#### Selection ####

Dragged to the Altar: When Exploitation Masquerades as Ministry

I saw this picture while scrolling.
It was meant to be funny, and in its posted context, I suppose it was slightly humorous.
I couldn’t help but be reminded of a youth camp I attended as a teenager though.
For a minute, it took me back to the experientialism, the pressure to perform, and the exploitation that often takes place in such settings.
At 13, I was the “black sheep” at a Pentecostal youth camp. Most of the kids present were cookie-cutter “Holiness.” (By “Holiness,” I mean they belonged to the Holiness Movement.) I didn’t come from a “Holiness” home, so I had bangs and the ends of my hair were straight—a clear sign I hadn’t grown my hair out my entire life. My ears had been pierced, and I hid under a hood in the middle of summer.
I didn’t quite blend in with this crowd.
I’m sure that it was for this reason that the preachers singled me out and hyper-fixated on me in that setting. All week, I was prodded and pressured to “get in.” They called me out from the pulpit; they pleaded with me to come to the altar.
I couldn’t do it.
I wasn’t trying to be stubborn—I was just paralyzed by the expectations.
I was shy. I didn’t like attention being drawn to me.
I didn’t know how I felt about what was going on all around me.
Let’s be honest—there is a lot to take in at a Pentecostal church service.
Two years before this (as a very normal, happy, healthy 11-year-old), a friend and I were in a similar setting, surrounded by a crew of zealous women who determined that because we were shy, we were demon-possessed.
Yes… you read that right… shy.
They then attempted to cast these demons out of us.
They pressed our heads backward to knock us to the ground, and when we simultaneously resisted, their suspicions were “confirmed.” This wasn’t two little girls trying not to fall on the floor. This was demons fighting back against the anointing. The women quickly escalated their efforts and overpowered us—pushing us down to the floor. When I heard the language of their prayers—commands for devils to come out, rebuking of Satan, etc.—I was so overcome with terror that I started sobbing uncontrollably. This, in turn, generated extreme amounts of mucus. (Sorry if that’s TMI, but it’s relevant) Mucus was often deemed as “evidence” of demons coming out, so the confidence of these individuals compounded. Because I was pinned down on my back, and this mucus began blocking my airways, I couldn’t breathe. I started fighting and thrashing for air—my fighting was deemed even further evidence of their conclusion.

#### Recorded information ####

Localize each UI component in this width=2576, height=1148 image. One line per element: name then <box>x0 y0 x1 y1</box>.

####

[Requests]
1 - In the essay about the Pentecostal youth camp, what did the women treat as "evidence" of demons coming out?
2 - Resume the essay about the Pentecostal youth camp, picking up after its final sentence.

[Exercise results]
1 - Mucus.

2 -
It’s hard to put into words what an experience like this does to the mind of a child. In these settings, it was normalized—“Oh—we’ve got the anointing! We cast devils out all the time!”

But I walked away from that experience with indelible impressions etched into my mind.
Adults think something is terribly wrong with me.
Being shy (aka an introvert) must be a spiritual problem. My personality is evil. (Which incidentally, I believed and battled ferociously for the next 20 years. 🫠)
Even though it was ultimately a load of utter hogwash, I believed them—that I must have been demon-possessed. Enter: childhood depression.
The whole thing was traumatizing, but here I was, all over again, in a setting primed for something like that to happen again.
I didn’t want people to focus on me.
I wanted to be invisible.
I was desperate to evade notice.
Please… please leave me alone.
But the nature of these settings is often exploitive.
Getting the kid who sits on the back pew with a hoodie pulled over her head to walk to the altar would be a feather in the cap of a preacher who makes a name for himself as “anointed.”
Of course, my worst nightmare unfolded.
Instead of respecting my decision not to get involved they eventually rushed in like vultures. When emotions were high and spiritual hysteria reached a feverish pitch, a man ran back to my pew, pulled me up out of my seat by the arm, and dragged me down to the altar at a jogging pace.
Of course, the place erupted.
Woo! She’s at the altar! GLORY!
I didn’t know what to do.
What do you do in this situation?
You just… go along with it and hope you get out unscathed.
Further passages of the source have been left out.